TASK PROMPT —
Please find all lines in the data that hold the string "variable" and copy them.

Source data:

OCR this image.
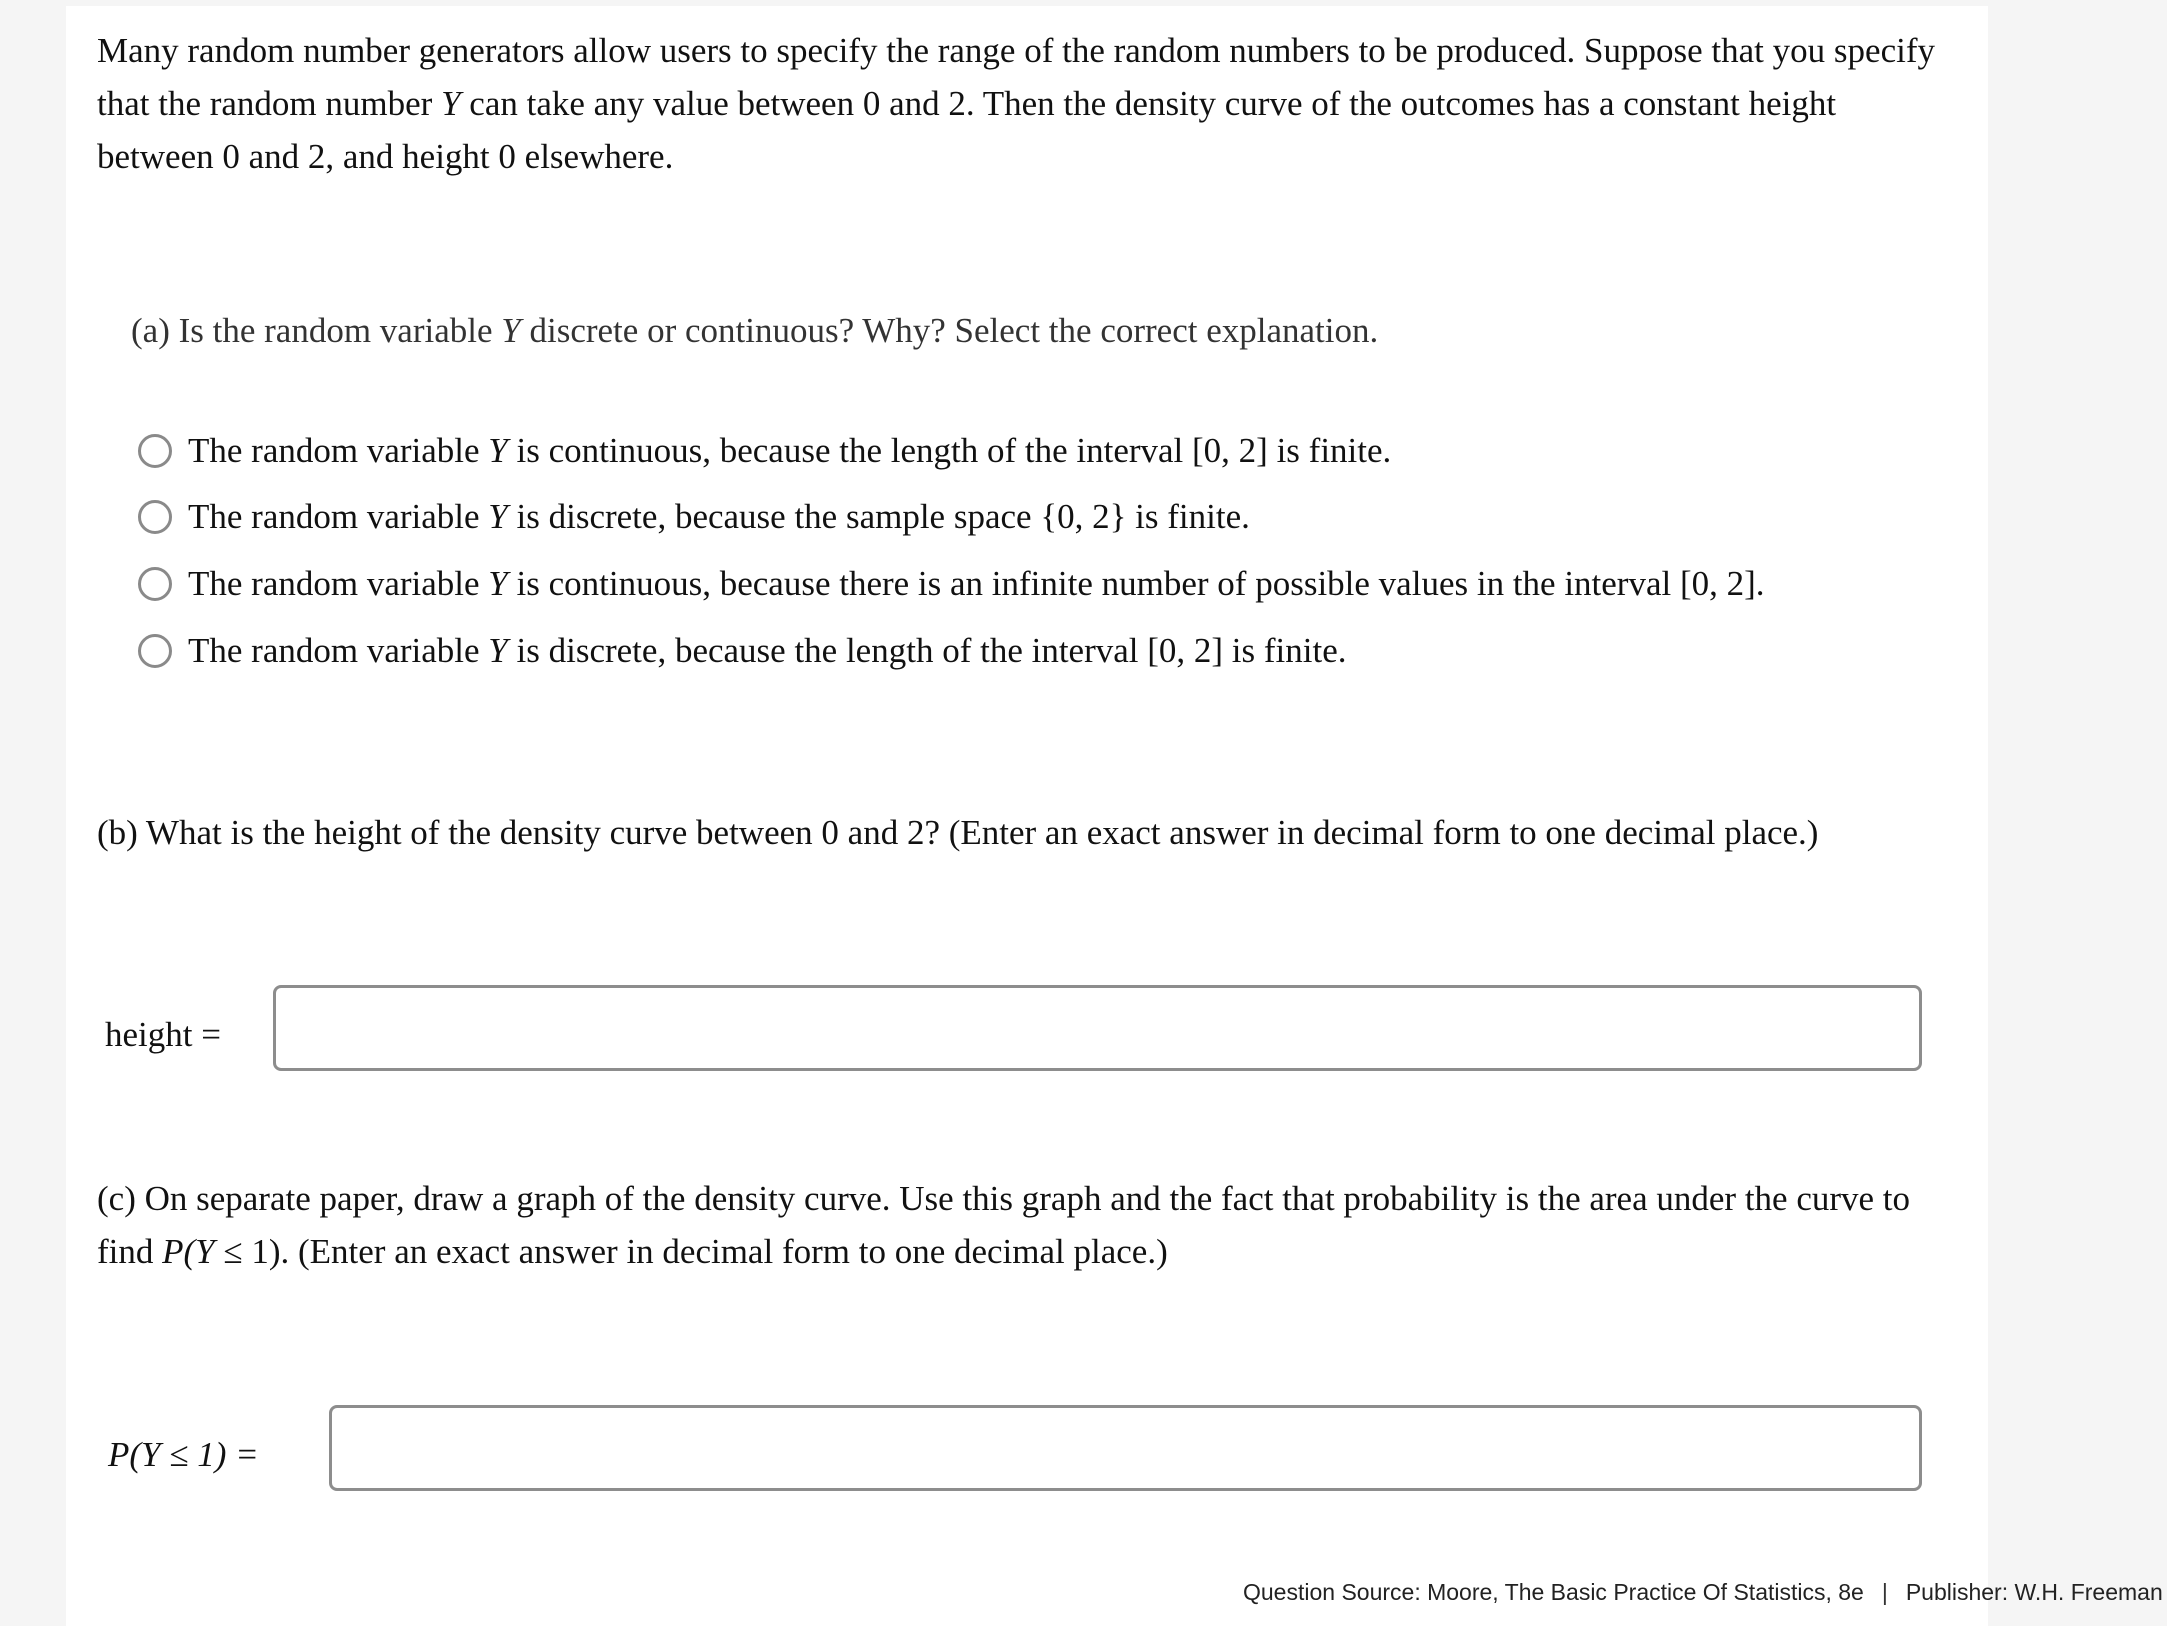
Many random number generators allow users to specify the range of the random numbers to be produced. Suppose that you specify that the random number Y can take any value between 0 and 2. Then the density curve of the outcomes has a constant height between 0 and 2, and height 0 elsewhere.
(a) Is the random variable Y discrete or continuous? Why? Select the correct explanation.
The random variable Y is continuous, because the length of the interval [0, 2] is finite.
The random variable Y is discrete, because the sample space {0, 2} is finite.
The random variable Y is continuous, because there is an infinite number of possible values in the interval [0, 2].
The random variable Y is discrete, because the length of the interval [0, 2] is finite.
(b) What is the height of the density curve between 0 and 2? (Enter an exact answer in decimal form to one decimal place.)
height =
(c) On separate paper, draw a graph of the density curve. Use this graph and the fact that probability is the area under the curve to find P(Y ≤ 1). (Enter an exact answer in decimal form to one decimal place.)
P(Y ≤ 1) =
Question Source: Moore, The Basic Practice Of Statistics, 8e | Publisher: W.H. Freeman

THE SOLUTION —
(a) Is the random variable Y discrete or continuous? Why? Select the correct explanation.
The random variable Y is continuous, because the length of the interval [0, 2] is finite.
The random variable Y is discrete, because the sample space {0, 2} is finite.
The random variable Y is continuous, because there is an infinite number of possible values in the interval [0, 2].
The random variable Y is discrete, because the length of the interval [0, 2] is finite.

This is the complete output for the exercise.